> **WORK REQUIRED**:
Exactly as written, please set down all of the entries again, with no pictures.

> **DATA FOR THE TASK**:
★ ★ ★ ★ ★ ★ ★
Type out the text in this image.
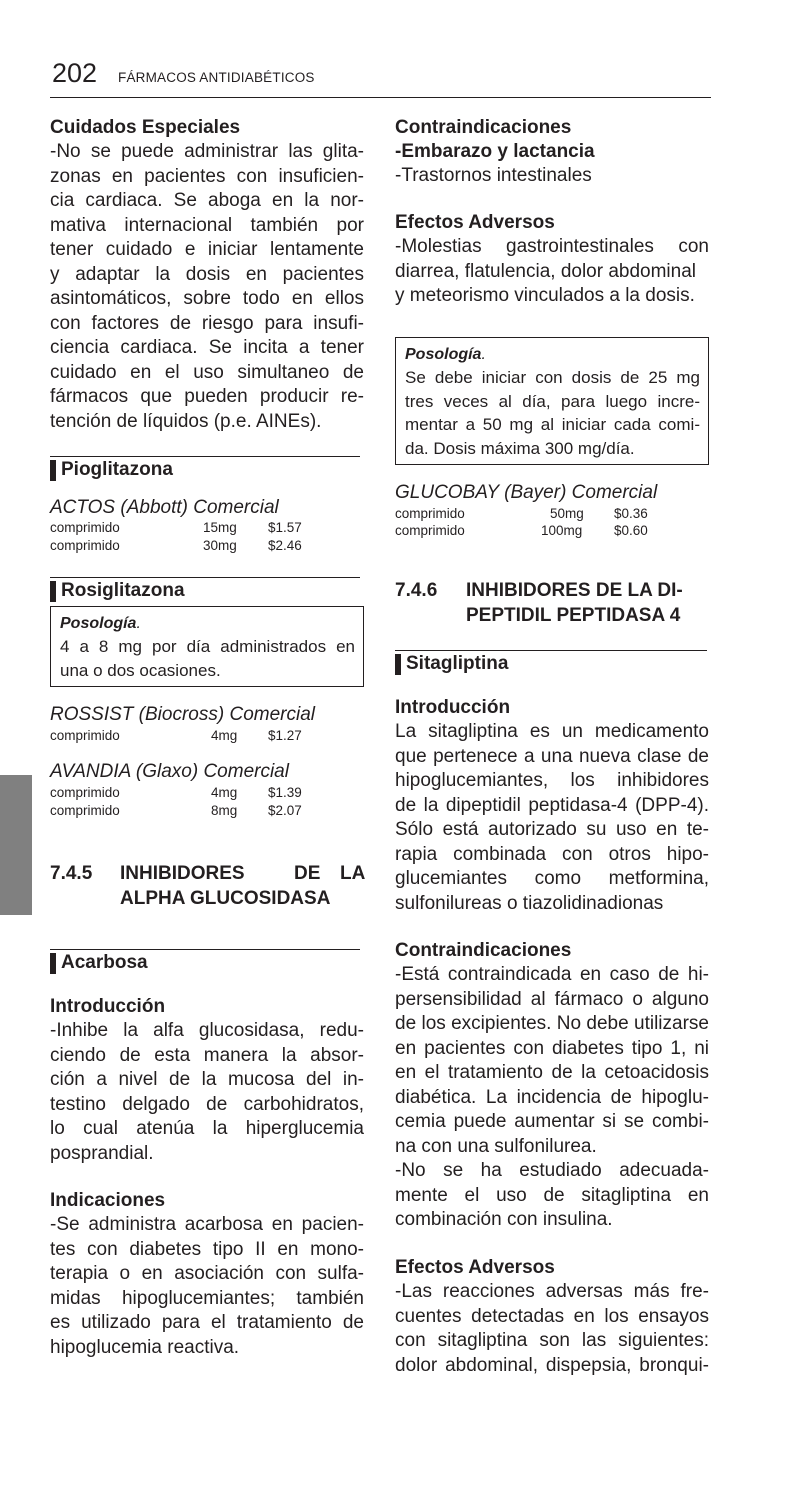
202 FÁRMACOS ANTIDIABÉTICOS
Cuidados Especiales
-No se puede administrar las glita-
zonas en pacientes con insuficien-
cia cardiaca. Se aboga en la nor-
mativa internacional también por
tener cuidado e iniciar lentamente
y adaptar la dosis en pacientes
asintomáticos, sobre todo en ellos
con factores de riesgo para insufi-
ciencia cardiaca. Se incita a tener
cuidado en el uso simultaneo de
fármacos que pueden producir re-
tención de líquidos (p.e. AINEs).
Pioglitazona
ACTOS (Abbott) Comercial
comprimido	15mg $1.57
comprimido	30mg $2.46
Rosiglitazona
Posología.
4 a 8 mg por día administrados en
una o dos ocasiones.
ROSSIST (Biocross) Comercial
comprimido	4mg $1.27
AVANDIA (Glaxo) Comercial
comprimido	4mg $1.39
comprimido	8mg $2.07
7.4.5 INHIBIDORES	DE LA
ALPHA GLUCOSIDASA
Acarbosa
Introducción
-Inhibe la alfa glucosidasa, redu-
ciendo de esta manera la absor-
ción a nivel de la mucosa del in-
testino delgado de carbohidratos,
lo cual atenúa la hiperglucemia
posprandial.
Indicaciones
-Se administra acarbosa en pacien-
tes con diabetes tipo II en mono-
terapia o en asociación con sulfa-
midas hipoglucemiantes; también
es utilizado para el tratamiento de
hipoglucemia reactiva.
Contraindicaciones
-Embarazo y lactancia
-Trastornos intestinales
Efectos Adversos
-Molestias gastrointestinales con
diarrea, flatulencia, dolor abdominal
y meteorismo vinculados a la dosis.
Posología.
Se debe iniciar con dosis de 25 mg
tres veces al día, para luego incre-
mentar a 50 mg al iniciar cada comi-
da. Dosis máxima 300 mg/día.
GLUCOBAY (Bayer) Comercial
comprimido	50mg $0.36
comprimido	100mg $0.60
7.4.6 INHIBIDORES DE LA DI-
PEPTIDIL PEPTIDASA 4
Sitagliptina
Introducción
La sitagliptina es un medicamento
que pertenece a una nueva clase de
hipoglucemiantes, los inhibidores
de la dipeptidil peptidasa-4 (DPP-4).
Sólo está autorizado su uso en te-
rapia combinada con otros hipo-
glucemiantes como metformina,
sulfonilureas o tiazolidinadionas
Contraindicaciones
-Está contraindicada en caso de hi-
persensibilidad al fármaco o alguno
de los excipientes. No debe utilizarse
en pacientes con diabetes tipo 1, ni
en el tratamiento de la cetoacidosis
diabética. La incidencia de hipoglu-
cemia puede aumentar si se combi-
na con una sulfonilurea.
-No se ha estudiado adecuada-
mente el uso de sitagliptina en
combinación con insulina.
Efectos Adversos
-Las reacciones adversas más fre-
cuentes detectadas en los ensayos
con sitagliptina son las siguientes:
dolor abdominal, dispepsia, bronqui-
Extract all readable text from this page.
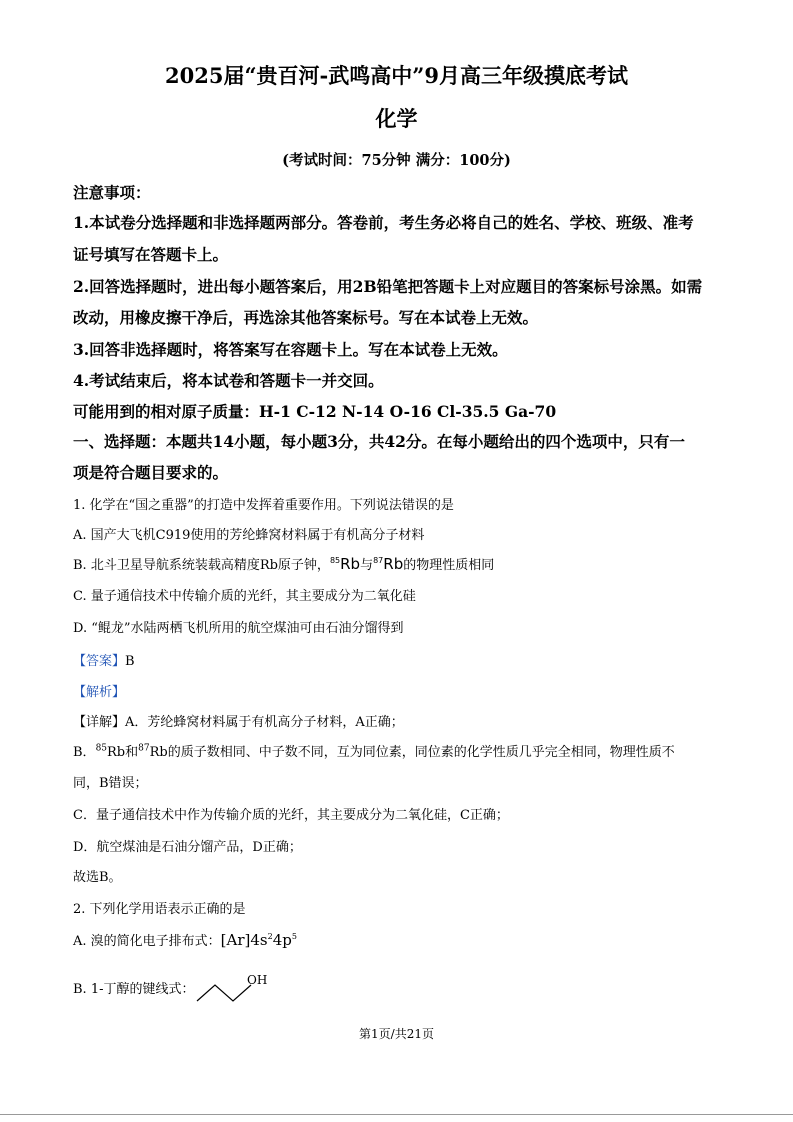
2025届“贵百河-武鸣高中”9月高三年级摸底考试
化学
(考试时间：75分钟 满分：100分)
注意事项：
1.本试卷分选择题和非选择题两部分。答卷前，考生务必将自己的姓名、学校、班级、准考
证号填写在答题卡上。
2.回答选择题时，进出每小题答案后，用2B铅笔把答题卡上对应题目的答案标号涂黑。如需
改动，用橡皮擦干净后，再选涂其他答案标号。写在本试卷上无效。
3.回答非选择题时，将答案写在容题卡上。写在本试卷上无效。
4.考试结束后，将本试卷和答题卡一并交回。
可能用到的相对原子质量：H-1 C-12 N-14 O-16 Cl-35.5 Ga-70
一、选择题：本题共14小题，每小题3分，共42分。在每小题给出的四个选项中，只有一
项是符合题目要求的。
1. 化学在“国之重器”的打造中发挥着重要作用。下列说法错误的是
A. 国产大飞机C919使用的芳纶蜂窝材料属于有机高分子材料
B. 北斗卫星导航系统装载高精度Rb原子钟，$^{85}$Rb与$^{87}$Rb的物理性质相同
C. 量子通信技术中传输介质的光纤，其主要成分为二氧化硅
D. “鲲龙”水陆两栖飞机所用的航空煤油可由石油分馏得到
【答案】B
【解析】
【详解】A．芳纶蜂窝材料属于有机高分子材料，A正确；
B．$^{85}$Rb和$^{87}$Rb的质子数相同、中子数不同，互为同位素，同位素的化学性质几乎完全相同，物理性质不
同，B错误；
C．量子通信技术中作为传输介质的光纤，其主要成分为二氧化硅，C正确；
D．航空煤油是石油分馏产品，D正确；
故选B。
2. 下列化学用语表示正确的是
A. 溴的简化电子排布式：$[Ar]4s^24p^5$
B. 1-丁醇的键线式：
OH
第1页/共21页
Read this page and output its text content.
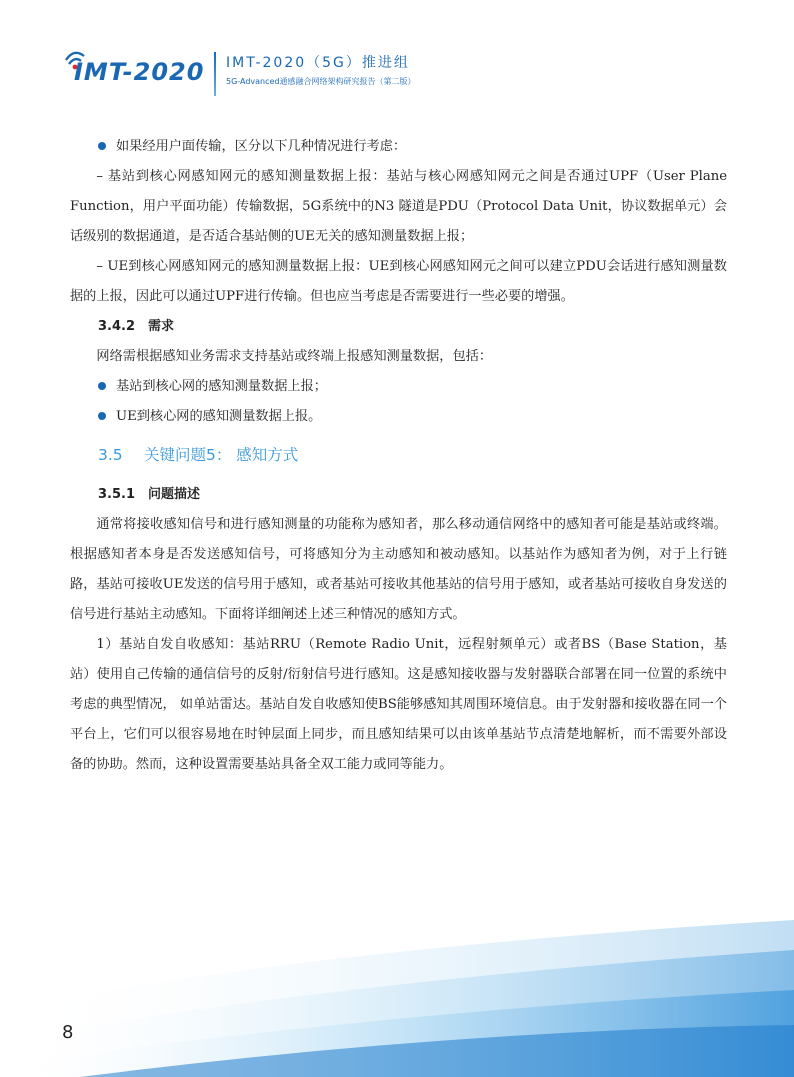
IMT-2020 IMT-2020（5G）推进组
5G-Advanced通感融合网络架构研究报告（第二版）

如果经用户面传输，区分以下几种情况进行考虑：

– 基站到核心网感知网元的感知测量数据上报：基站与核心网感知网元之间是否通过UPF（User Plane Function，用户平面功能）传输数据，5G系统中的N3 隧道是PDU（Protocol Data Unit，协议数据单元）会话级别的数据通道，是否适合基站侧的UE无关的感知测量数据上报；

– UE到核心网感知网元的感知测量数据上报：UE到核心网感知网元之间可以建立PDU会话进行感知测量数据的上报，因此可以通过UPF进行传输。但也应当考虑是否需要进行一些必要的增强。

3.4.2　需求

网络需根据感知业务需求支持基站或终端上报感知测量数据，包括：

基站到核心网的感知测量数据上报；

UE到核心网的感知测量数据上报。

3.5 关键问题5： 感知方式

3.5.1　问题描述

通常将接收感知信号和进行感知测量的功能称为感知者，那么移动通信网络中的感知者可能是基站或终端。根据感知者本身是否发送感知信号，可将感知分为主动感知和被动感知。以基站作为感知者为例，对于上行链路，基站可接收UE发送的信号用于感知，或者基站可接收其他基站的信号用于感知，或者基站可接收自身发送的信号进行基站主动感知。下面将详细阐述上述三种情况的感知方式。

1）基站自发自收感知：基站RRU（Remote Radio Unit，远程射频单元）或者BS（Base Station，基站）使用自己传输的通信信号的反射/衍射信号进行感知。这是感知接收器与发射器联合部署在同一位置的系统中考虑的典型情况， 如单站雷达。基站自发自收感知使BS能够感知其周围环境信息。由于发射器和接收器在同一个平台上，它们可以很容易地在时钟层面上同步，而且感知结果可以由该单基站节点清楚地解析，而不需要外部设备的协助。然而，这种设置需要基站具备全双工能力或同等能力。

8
★ ★ ★ ★ ★ ★ ★
> **ANSWER IN FULL**:
Type out the text in this image.
202 FÁRMACOS ANTIDIABÉTICOS
Cuidados Especiales
-No se puede administrar las glita-
zonas en pacientes con insuficien-
cia cardiaca. Se aboga en la nor-
mativa internacional también por
tener cuidado e iniciar lentamente
y adaptar la dosis en pacientes
asintomáticos, sobre todo en ellos
con factores de riesgo para insufi-
ciencia cardiaca. Se incita a tener
cuidado en el uso simultaneo de
fármacos que pueden producir re-
tención de líquidos (p.e. AINEs).
Pioglitazona
ACTOS (Abbott) Comercial
comprimido	15mg $1.57
comprimido	30mg $2.46
Rosiglitazona
Posología.
4 a 8 mg por día administrados en
una o dos ocasiones.
ROSSIST (Biocross) Comercial
comprimido	4mg $1.27
AVANDIA (Glaxo) Comercial
comprimido	4mg $1.39
comprimido	8mg $2.07
7.4.5 INHIBIDORES	DE LA
ALPHA GLUCOSIDASA
Acarbosa
Introducción
-Inhibe la alfa glucosidasa, redu-
ciendo de esta manera la absor-
ción a nivel de la mucosa del in-
testino delgado de carbohidratos,
lo cual atenúa la hiperglucemia
posprandial.
Indicaciones
-Se administra acarbosa en pacien-
tes con diabetes tipo II en mono-
terapia o en asociación con sulfa-
midas hipoglucemiantes; también
es utilizado para el tratamiento de
hipoglucemia reactiva.
Contraindicaciones
-Embarazo y lactancia
-Trastornos intestinales
Efectos Adversos
-Molestias gastrointestinales con
diarrea, flatulencia, dolor abdominal
y meteorismo vinculados a la dosis.
Posología.
Se debe iniciar con dosis de 25 mg
tres veces al día, para luego incre-
mentar a 50 mg al iniciar cada comi-
da. Dosis máxima 300 mg/día.
GLUCOBAY (Bayer) Comercial
comprimido	50mg $0.36
comprimido	100mg $0.60
7.4.6 INHIBIDORES DE LA DI-
PEPTIDIL PEPTIDASA 4
Sitagliptina
Introducción
La sitagliptina es un medicamento
que pertenece a una nueva clase de
hipoglucemiantes, los inhibidores
de la dipeptidil peptidasa-4 (DPP-4).
Sólo está autorizado su uso en te-
rapia combinada con otros hipo-
glucemiantes como metformina,
sulfonilureas o tiazolidinadionas
Contraindicaciones
-Está contraindicada en caso de hi-
persensibilidad al fármaco o alguno
de los excipientes. No debe utilizarse
en pacientes con diabetes tipo 1, ni
en el tratamiento de la cetoacidosis
diabética. La incidencia de hipoglu-
cemia puede aumentar si se combi-
na con una sulfonilurea.
-No se ha estudiado adecuada-
mente el uso de sitagliptina en
combinación con insulina.
Efectos Adversos
-Las reacciones adversas más fre-
cuentes detectadas en los ensayos
con sitagliptina son las siguientes:
dolor abdominal, dispepsia, bronqui-
Extract all readable text from this page.
2025届“贵百河-武鸣高中”9月高三年级摸底考试
化学
(考试时间：75分钟 满分：100分)
注意事项：
1.本试卷分选择题和非选择题两部分。答卷前，考生务必将自己的姓名、学校、班级、准考
证号填写在答题卡上。
2.回答选择题时，进出每小题答案后，用2B铅笔把答题卡上对应题目的答案标号涂黑。如需
改动，用橡皮擦干净后，再选涂其他答案标号。写在本试卷上无效。
3.回答非选择题时，将答案写在容题卡上。写在本试卷上无效。
4.考试结束后，将本试卷和答题卡一并交回。
可能用到的相对原子质量：H-1 C-12 N-14 O-16 Cl-35.5 Ga-70
一、选择题：本题共14小题，每小题3分，共42分。在每小题给出的四个选项中，只有一
项是符合题目要求的。
1. 化学在“国之重器”的打造中发挥着重要作用。下列说法错误的是
A. 国产大飞机C919使用的芳纶蜂窝材料属于有机高分子材料
B. 北斗卫星导航系统装载高精度Rb原子钟，$^{85}$Rb与$^{87}$Rb的物理性质相同
C. 量子通信技术中传输介质的光纤，其主要成分为二氧化硅
D. “鲲龙”水陆两栖飞机所用的航空煤油可由石油分馏得到
【答案】B
【解析】
【详解】A．芳纶蜂窝材料属于有机高分子材料，A正确；
B．$^{85}$Rb和$^{87}$Rb的质子数相同、中子数不同，互为同位素，同位素的化学性质几乎完全相同，物理性质不
同，B错误；
C．量子通信技术中作为传输介质的光纤，其主要成分为二氧化硅，C正确；
D．航空煤油是石油分馏产品，D正确；
故选B。
2. 下列化学用语表示正确的是
A. 溴的简化电子排布式：$[Ar]4s^24p^5$
B. 1-丁醇的键线式：
OH
第1页/共21页
Read this page and output its text content.
IMT-2020 IMT-2020（5G）推进组
5G-Advanced通感融合网络架构研究报告（第二版）

如果经用户面传输，区分以下几种情况进行考虑：

– 基站到核心网感知网元的感知测量数据上报：基站与核心网感知网元之间是否通过UPF（User Plane Function，用户平面功能）传输数据，5G系统中的N3 隧道是PDU（Protocol Data Unit，协议数据单元）会话级别的数据通道，是否适合基站侧的UE无关的感知测量数据上报；

– UE到核心网感知网元的感知测量数据上报：UE到核心网感知网元之间可以建立PDU会话进行感知测量数据的上报，因此可以通过UPF进行传输。但也应当考虑是否需要进行一些必要的增强。

3.4.2　需求

网络需根据感知业务需求支持基站或终端上报感知测量数据，包括：

基站到核心网的感知测量数据上报；

UE到核心网的感知测量数据上报。

3.5 关键问题5： 感知方式

3.5.1　问题描述

通常将接收感知信号和进行感知测量的功能称为感知者，那么移动通信网络中的感知者可能是基站或终端。根据感知者本身是否发送感知信号，可将感知分为主动感知和被动感知。以基站作为感知者为例，对于上行链路，基站可接收UE发送的信号用于感知，或者基站可接收其他基站的信号用于感知，或者基站可接收自身发送的信号进行基站主动感知。下面将详细阐述上述三种情况的感知方式。

1）基站自发自收感知：基站RRU（Remote Radio Unit，远程射频单元）或者BS（Base Station，基站）使用自己传输的通信信号的反射/衍射信号进行感知。这是感知接收器与发射器联合部署在同一位置的系统中考虑的典型情况， 如单站雷达。基站自发自收感知使BS能够感知其周围环境信息。由于发射器和接收器在同一个平台上，它们可以很容易地在时钟层面上同步，而且感知结果可以由该单基站节点清楚地解析，而不需要外部设备的协助。然而，这种设置需要基站具备全双工能力或同等能力。

8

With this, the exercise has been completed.